» EXERCISE DATA
'''

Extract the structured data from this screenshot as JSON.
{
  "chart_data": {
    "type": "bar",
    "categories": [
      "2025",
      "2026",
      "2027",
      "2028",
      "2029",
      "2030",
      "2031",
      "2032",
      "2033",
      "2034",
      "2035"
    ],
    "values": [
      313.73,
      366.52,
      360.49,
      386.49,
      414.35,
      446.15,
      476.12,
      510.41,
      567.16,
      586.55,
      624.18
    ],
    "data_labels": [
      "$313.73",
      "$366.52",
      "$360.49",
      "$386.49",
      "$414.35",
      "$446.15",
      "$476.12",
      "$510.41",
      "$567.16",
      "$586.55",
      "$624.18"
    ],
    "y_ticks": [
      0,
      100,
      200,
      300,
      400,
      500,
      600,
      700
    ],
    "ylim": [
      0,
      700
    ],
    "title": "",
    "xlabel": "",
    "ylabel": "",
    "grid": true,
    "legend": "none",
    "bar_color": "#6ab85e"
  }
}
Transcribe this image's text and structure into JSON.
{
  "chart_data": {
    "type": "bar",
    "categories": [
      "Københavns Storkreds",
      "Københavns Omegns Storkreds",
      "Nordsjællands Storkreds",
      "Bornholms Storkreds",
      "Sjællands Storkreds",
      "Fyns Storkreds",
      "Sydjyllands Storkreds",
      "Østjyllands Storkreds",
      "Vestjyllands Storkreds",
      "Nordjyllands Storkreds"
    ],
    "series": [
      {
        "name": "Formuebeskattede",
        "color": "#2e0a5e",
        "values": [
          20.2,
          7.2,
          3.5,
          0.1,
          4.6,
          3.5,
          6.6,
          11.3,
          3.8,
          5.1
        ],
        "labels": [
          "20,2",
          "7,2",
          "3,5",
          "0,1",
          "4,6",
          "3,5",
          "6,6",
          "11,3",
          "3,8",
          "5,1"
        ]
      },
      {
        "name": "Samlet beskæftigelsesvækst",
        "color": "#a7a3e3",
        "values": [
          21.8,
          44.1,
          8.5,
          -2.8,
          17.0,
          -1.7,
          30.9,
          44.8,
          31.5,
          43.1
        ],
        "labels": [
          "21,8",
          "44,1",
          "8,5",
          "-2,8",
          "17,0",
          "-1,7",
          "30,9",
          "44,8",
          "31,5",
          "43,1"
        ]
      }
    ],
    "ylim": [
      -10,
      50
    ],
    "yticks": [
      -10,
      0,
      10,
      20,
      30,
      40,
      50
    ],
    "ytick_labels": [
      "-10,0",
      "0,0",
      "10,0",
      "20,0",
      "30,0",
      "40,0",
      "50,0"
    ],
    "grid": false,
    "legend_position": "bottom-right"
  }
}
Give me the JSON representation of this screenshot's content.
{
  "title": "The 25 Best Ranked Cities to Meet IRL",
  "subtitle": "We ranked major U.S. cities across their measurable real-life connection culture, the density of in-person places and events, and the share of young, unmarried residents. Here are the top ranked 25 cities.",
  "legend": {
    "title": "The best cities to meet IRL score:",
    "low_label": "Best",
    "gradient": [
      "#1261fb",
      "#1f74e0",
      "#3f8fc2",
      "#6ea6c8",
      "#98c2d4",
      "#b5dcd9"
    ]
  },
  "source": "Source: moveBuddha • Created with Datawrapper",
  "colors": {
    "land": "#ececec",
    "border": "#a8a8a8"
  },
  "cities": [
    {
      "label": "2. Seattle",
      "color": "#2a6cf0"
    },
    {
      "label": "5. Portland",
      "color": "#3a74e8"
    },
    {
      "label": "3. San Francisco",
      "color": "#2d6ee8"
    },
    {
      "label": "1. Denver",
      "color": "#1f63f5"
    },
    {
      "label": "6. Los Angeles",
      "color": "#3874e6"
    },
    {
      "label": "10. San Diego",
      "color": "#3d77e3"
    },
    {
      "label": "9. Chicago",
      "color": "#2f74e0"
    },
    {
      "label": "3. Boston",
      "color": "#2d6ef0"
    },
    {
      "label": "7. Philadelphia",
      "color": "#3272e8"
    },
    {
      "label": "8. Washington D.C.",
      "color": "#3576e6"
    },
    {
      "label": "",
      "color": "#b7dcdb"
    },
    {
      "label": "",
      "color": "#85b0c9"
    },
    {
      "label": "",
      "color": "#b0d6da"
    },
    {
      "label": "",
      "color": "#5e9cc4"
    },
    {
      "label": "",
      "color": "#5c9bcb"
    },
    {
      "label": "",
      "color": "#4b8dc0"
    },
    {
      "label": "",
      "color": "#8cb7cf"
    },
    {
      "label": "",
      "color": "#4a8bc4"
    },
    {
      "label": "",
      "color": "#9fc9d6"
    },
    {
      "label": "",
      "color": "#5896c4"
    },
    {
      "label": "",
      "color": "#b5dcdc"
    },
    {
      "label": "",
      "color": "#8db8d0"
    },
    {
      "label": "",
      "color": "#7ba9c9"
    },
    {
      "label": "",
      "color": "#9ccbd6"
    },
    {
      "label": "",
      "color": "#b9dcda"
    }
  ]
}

'''

» INSTRUCTIONS TO FOLLOW
Reproduce every record, matching each line exactly.

» ANSWER IN FULL
Extract the structured data from this screenshot as JSON.
{
  "chart_data": {
    "type": "bar",
    "categories": [
      "2025",
      "2026",
      "2027",
      "2028",
      "2029",
      "2030",
      "2031",
      "2032",
      "2033",
      "2034",
      "2035"
    ],
    "values": [
      313.73,
      366.52,
      360.49,
      386.49,
      414.35,
      446.15,
      476.12,
      510.41,
      567.16,
      586.55,
      624.18
    ],
    "data_labels": [
      "$313.73",
      "$366.52",
      "$360.49",
      "$386.49",
      "$414.35",
      "$446.15",
      "$476.12",
      "$510.41",
      "$567.16",
      "$586.55",
      "$624.18"
    ],
    "y_ticks": [
      0,
      100,
      200,
      300,
      400,
      500,
      600,
      700
    ],
    "ylim": [
      0,
      700
    ],
    "title": "",
    "xlabel": "",
    "ylabel": "",
    "grid": true,
    "legend": "none",
    "bar_color": "#6ab85e"
  }
}
Transcribe this image's text and structure into JSON.
{
  "chart_data": {
    "type": "bar",
    "categories": [
      "Københavns Storkreds",
      "Københavns Omegns Storkreds",
      "Nordsjællands Storkreds",
      "Bornholms Storkreds",
      "Sjællands Storkreds",
      "Fyns Storkreds",
      "Sydjyllands Storkreds",
      "Østjyllands Storkreds",
      "Vestjyllands Storkreds",
      "Nordjyllands Storkreds"
    ],
    "series": [
      {
        "name": "Formuebeskattede",
        "color": "#2e0a5e",
        "values": [
          20.2,
          7.2,
          3.5,
          0.1,
          4.6,
          3.5,
          6.6,
          11.3,
          3.8,
          5.1
        ],
        "labels": [
          "20,2",
          "7,2",
          "3,5",
          "0,1",
          "4,6",
          "3,5",
          "6,6",
          "11,3",
          "3,8",
          "5,1"
        ]
      },
      {
        "name": "Samlet beskæftigelsesvækst",
        "color": "#a7a3e3",
        "values": [
          21.8,
          44.1,
          8.5,
          -2.8,
          17.0,
          -1.7,
          30.9,
          44.8,
          31.5,
          43.1
        ],
        "labels": [
          "21,8",
          "44,1",
          "8,5",
          "-2,8",
          "17,0",
          "-1,7",
          "30,9",
          "44,8",
          "31,5",
          "43,1"
        ]
      }
    ],
    "ylim": [
      -10,
      50
    ],
    "yticks": [
      -10,
      0,
      10,
      20,
      30,
      40,
      50
    ],
    "ytick_labels": [
      "-10,0",
      "0,0",
      "10,0",
      "20,0",
      "30,0",
      "40,0",
      "50,0"
    ],
    "grid": false,
    "legend_position": "bottom-right"
  }
}
Give me the JSON representation of this screenshot's content.
{
  "title": "The 25 Best Ranked Cities to Meet IRL",
  "subtitle": "We ranked major U.S. cities across their measurable real-life connection culture, the density of in-person places and events, and the share of young, unmarried residents. Here are the top ranked 25 cities.",
  "legend": {
    "title": "The best cities to meet IRL score:",
    "low_label": "Best",
    "gradient": [
      "#1261fb",
      "#1f74e0",
      "#3f8fc2",
      "#6ea6c8",
      "#98c2d4",
      "#b5dcd9"
    ]
  },
  "source": "Source: moveBuddha • Created with Datawrapper",
  "colors": {
    "land": "#ececec",
    "border": "#a8a8a8"
  },
  "cities": [
    {
      "label": "2. Seattle",
      "color": "#2a6cf0"
    },
    {
      "label": "5. Portland",
      "color": "#3a74e8"
    },
    {
      "label": "3. San Francisco",
      "color": "#2d6ee8"
    },
    {
      "label": "1. Denver",
      "color": "#1f63f5"
    },
    {
      "label": "6. Los Angeles",
      "color": "#3874e6"
    },
    {
      "label": "10. San Diego",
      "color": "#3d77e3"
    },
    {
      "label": "9. Chicago",
      "color": "#2f74e0"
    },
    {
      "label": "3. Boston",
      "color": "#2d6ef0"
    },
    {
      "label": "7. Philadelphia",
      "color": "#3272e8"
    },
    {
      "label": "8. Washington D.C.",
      "color": "#3576e6"
    },
    {
      "label": "",
      "color": "#b7dcdb"
    },
    {
      "label": "",
      "color": "#85b0c9"
    },
    {
      "label": "",
      "color": "#b0d6da"
    },
    {
      "label": "",
      "color": "#5e9cc4"
    },
    {
      "label": "",
      "color": "#5c9bcb"
    },
    {
      "label": "",
      "color": "#4b8dc0"
    },
    {
      "label": "",
      "color": "#8cb7cf"
    },
    {
      "label": "",
      "color": "#4a8bc4"
    },
    {
      "label": "",
      "color": "#9fc9d6"
    },
    {
      "label": "",
      "color": "#5896c4"
    },
    {
      "label": "",
      "color": "#b5dcdc"
    },
    {
      "label": "",
      "color": "#8db8d0"
    },
    {
      "label": "",
      "color": "#7ba9c9"
    },
    {
      "label": "",
      "color": "#9ccbd6"
    },
    {
      "label": "",
      "color": "#b9dcda"
    }
  ]
}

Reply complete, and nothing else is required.